What to produce – Print out each entry below exactly, please.

Data shown –
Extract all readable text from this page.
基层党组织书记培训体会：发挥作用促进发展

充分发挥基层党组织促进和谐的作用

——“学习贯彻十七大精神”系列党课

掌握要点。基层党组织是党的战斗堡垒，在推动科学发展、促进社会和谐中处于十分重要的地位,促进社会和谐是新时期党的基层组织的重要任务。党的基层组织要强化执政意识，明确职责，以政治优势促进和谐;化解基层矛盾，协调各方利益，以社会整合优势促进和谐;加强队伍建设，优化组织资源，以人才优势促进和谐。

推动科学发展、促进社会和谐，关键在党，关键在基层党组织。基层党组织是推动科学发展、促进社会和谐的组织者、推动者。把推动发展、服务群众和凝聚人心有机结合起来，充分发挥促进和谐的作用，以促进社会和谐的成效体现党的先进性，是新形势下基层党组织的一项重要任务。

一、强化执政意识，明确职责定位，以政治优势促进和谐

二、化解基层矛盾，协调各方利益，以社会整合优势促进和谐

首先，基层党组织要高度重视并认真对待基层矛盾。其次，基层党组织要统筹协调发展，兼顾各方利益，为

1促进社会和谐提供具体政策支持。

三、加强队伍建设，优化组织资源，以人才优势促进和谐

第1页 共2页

Response for this exercise –
Extract all readable text from this page.
基层党组织书记培训体会：发挥作用促进发展

充分发挥基层党组织促进和谐的作用

——“学习贯彻十七大精神”系列党课

掌握要点。基层党组织是党的战斗堡垒，在推动科学发展、促进社会和谐中处于十分重要的地位,促进社会和谐是新时期党的基层组织的重要任务。党的基层组织要强化执政意识，明确职责，以政治优势促进和谐;化解基层矛盾，协调各方利益，以社会整合优势促进和谐;加强队伍建设，优化组织资源，以人才优势促进和谐。

推动科学发展、促进社会和谐，关键在党，关键在基层党组织。基层党组织是推动科学发展、促进社会和谐的组织者、推动者。把推动发展、服务群众和凝聚人心有机结合起来，充分发挥促进和谐的作用，以促进社会和谐的成效体现党的先进性，是新形势下基层党组织的一项重要任务。

一、强化执政意识，明确职责定位，以政治优势促进和谐

二、化解基层矛盾，协调各方利益，以社会整合优势促进和谐

首先，基层党组织要高度重视并认真对待基层矛盾。其次，基层党组织要统筹协调发展，兼顾各方利益，为

1促进社会和谐提供具体政策支持。

三、加强队伍建设，优化组织资源，以人才优势促进和谐

第1页 共2页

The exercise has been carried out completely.